Report each line of the data that includes the word "right".

─── Records to process ───

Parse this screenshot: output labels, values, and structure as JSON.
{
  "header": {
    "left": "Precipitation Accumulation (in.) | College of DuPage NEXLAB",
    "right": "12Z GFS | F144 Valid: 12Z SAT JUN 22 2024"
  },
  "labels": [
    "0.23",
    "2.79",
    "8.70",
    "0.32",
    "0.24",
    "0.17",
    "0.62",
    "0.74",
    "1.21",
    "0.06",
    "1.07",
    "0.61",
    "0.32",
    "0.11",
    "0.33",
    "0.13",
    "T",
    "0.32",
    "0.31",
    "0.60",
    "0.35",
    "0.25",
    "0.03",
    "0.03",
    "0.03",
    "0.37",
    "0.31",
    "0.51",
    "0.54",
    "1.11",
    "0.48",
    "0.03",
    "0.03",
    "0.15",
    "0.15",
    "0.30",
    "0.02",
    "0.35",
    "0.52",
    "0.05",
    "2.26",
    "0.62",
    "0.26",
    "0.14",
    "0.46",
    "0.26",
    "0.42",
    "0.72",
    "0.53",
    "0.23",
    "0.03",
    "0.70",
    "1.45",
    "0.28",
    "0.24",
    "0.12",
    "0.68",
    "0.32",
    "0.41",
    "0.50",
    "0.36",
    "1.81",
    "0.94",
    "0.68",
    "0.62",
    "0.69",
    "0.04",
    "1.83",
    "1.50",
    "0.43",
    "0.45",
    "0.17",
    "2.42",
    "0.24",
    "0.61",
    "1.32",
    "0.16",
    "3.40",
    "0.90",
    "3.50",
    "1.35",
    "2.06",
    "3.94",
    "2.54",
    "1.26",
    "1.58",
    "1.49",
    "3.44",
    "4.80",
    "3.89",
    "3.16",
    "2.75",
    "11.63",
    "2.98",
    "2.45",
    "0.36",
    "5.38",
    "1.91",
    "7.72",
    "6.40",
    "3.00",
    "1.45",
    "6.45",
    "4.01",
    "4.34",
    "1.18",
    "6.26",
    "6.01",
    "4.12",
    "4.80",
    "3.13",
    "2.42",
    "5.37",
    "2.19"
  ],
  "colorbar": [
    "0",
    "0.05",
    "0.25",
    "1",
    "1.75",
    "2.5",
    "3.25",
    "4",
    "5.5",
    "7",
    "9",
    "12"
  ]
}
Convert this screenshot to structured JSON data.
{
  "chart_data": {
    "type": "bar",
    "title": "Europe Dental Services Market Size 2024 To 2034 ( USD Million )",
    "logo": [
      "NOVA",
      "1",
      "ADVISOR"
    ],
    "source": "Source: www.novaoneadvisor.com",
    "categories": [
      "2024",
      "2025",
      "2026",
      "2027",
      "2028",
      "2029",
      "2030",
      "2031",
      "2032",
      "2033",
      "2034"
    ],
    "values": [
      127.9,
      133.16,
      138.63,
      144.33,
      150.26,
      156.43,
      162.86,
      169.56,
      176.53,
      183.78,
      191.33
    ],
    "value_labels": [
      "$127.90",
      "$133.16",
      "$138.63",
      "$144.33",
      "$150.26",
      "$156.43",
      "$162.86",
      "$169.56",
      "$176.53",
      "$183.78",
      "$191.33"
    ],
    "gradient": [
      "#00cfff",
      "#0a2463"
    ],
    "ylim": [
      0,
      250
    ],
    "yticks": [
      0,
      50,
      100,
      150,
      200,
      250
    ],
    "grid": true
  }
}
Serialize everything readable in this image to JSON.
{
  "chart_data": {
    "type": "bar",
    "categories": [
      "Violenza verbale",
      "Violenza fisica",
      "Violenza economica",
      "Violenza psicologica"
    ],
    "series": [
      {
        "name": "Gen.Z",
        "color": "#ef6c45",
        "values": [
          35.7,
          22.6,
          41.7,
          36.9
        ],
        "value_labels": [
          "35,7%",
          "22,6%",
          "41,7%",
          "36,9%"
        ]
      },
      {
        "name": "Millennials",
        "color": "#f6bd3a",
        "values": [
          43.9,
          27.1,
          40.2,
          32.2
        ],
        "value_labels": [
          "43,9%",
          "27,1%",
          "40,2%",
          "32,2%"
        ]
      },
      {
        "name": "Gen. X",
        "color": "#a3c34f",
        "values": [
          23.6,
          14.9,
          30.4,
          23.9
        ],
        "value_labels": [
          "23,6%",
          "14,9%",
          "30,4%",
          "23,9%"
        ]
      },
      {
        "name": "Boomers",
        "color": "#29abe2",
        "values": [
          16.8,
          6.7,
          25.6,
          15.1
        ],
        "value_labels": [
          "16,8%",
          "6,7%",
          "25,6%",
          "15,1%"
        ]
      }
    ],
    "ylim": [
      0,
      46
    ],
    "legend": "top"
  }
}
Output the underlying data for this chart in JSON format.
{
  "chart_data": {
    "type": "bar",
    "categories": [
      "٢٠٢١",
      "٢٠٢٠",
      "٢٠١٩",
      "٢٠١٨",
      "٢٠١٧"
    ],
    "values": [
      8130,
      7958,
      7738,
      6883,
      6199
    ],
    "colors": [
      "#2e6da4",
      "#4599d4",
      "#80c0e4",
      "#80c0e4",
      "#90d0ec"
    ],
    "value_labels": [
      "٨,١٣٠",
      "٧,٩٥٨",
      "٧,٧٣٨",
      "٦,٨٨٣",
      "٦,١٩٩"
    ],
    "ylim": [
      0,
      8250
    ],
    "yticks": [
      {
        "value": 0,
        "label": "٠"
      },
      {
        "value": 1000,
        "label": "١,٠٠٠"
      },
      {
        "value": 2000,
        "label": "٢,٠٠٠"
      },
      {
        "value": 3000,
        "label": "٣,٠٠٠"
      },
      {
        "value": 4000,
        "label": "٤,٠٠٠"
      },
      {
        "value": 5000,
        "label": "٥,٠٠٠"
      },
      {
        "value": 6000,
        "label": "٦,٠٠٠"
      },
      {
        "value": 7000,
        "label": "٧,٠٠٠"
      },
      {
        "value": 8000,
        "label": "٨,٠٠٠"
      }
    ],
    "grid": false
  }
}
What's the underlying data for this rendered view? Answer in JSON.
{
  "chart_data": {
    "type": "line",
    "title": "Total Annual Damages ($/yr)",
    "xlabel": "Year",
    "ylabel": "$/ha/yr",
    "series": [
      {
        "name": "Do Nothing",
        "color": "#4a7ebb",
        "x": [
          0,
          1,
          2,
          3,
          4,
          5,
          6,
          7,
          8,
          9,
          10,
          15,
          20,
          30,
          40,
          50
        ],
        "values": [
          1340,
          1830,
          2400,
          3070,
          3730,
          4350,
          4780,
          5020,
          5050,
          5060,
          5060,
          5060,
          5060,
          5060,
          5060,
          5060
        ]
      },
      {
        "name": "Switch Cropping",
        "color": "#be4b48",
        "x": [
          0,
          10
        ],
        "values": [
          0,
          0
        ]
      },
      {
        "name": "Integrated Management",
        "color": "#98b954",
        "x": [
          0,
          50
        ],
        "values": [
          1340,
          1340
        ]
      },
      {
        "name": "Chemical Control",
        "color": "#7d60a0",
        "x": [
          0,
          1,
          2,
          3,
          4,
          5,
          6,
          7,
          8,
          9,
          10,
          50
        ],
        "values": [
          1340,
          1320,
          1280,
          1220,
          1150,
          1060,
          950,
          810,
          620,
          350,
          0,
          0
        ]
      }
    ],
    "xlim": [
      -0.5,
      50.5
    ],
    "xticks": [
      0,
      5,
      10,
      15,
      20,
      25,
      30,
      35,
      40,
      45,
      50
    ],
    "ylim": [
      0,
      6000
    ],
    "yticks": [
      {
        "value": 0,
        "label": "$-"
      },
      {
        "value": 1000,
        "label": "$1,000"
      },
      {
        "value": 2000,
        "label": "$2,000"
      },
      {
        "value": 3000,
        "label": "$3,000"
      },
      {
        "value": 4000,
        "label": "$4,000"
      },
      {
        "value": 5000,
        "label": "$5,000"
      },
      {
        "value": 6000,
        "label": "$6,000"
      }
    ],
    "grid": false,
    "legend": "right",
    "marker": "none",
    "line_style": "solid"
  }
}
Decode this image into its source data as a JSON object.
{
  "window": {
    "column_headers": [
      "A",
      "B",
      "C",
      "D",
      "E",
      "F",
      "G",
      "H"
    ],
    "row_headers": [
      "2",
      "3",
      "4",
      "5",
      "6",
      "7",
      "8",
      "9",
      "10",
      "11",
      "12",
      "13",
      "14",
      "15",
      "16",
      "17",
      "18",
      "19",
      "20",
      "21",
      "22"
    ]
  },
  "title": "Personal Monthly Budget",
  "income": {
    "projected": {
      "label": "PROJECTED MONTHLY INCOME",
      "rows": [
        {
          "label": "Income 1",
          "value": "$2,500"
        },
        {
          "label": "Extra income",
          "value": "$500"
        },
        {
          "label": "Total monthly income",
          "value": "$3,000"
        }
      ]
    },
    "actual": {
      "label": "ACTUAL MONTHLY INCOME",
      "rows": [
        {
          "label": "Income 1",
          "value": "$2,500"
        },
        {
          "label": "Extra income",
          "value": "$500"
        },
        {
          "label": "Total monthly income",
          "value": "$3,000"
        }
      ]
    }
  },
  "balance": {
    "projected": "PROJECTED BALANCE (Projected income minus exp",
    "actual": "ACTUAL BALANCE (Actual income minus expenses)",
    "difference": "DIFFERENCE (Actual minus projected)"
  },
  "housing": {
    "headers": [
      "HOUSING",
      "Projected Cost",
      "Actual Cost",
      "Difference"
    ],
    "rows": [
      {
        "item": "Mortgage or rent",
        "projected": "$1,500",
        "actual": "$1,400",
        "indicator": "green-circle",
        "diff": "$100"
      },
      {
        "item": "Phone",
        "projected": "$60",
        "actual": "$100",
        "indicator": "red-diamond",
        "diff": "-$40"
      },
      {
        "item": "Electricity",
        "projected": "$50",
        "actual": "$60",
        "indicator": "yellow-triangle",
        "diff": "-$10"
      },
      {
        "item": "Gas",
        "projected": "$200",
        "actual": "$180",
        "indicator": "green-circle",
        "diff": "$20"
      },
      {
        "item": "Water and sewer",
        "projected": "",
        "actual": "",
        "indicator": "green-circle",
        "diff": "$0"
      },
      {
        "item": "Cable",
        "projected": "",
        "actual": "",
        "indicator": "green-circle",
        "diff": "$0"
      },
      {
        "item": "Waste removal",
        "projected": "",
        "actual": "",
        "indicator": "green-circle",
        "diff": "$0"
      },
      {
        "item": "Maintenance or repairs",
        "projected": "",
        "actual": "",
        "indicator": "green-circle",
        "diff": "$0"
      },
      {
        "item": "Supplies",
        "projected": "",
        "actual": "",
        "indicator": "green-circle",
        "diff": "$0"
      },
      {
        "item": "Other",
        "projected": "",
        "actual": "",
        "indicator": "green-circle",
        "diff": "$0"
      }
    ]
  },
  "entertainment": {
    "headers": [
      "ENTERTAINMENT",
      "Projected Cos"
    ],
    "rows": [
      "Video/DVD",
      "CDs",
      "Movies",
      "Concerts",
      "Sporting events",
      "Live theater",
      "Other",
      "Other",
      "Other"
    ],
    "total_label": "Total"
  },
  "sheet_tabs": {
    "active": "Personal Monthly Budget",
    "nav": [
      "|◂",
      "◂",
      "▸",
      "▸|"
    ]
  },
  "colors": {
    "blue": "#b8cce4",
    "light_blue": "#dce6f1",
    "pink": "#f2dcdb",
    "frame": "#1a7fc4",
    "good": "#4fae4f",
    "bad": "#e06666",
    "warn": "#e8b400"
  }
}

───

__Expected output__
    "right": "12Z GFS | F144 Valid: 12Z SAT JUN 22 2024"
    "legend": "right",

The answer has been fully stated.